* [Task list]
a. Answer these questions using the number-sets solution.
(i) Which school does Aryaman attend?
(ii) Why was 190 excluded?
(iii) Which number met all the requirements for the four sets?
b. Reproduce word for word the passage of the number-sets solution between "Some of the the 2 digit numbers that belong in three" and "multiple of 4.", inclusive.

* [Source extract]
★ ★ ★ ★ ★ ★ ★

Aryaman from Bangkok Patana School in Thailand sent in this very good solution:

I will start with listing the members of each set
Alison (Multiples of 5): {5,10,15,20,25,...}
Becky (Triangular numbers): {1,3,6,10,15,21,...}
Sam (Even but not multiples of 4): {2,6,10,14,18,22,...}
Matt (Multiples of 3 but not multiples of 9): {3,6,12,15,21,24,...}
Some of the the 2 digit numbers that belong in two of the sets are:
21 belongs in the sets of both Matt and Becky. 10 also belongs in the sets of Alison and Becky.
Some of the the 2 digit numbers that belong in three of the sets are:
15 belongs in the sets of Alison, Becky and Matt.
To find the smallest numbers that belongs in all 4 sets I first found the list of the first 100 triangular numbers. I also realised it has to end with 0 because it has to be both divisible by 5 and even. Therefore from the list of triangular numbers I took the numbers that end with 0 and check whether they are multiples of 4 and divisible by 3 and 9. For example, I had to exclude 120 as it is divisible by 4. I also excluded 190 as it is not divisible by 3. The number that met all the requirements was 210:
1. It is divisible by 5 and even but not a multiple of 4.
2. It is triangular (as it was on my list of triangular numbers).
3. It is divisible by 3 but not by 9.

List the numbers that satisfy both Alison's and Sam's statements:
One way to describe it would be: start at 10 and go up by 20.
Another would be to list odd numbers and put a '0' to at the end of each. For example:
1,3,5,7,9,... but we put a '0' at the end: 10, 30, 50, 70, 90, 110,...
List the numbers that satisfy both Alison's and Matt's statements:
{15, 30, 60, 75, 105, 120, 150, 165}
We could describe it like this: start with 15 and add 15 skipping multiple of 9.
Another way to describe it: start with 15 and alternate the addition of 15 and 30.

★ ★ ★ ★ ★ ★ ★

* [Data block]
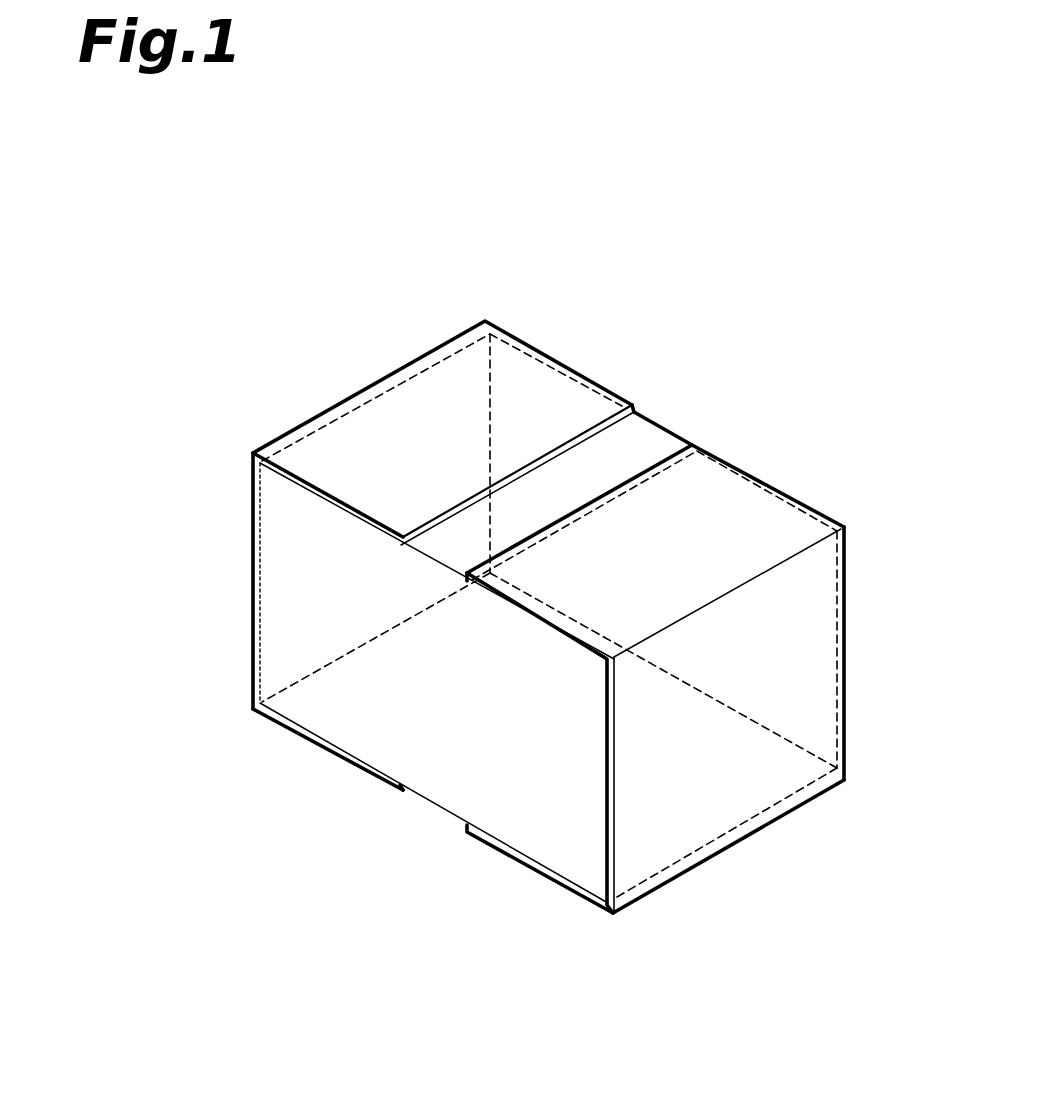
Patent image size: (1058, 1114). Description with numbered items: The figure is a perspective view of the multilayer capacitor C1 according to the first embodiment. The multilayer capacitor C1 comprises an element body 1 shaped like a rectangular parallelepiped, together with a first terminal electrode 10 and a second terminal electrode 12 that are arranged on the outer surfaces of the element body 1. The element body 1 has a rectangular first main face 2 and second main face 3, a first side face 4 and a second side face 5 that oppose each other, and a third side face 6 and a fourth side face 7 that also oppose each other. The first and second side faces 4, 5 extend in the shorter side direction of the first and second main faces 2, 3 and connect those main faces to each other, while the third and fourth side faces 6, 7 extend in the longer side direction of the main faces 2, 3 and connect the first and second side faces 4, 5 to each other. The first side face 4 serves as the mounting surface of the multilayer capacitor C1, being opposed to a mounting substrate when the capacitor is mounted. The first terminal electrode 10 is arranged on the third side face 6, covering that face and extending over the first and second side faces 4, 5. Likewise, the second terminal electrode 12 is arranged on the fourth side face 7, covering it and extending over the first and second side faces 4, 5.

★ ★ ★ ★ ★ ★ ★

* [Replies]
a.
(i) Bangkok Patana School in Thailand.
(ii) It is not divisible by 3.
(iii) 210.

b.
Some of the the 2 digit numbers that belong in three of the sets are:
15 belongs in the sets of Alison, Becky and Matt.
To find the smallest numbers that belongs in all 4 sets I first found the list of the first 100 triangular numbers. I also realised it has to end with 0 because it has to be both divisible by 5 and even. Therefore from the list of triangular numbers I took the numbers that end with 0 and check whether they are multiples of 4 and divisible by 3 and 9. For example, I had to exclude 120 as it is divisible by 4. I also excluded 190 as it is not divisible by 3. The number that met all the requirements was 210:
1. It is divisible by 5 and even but not a multiple of 4.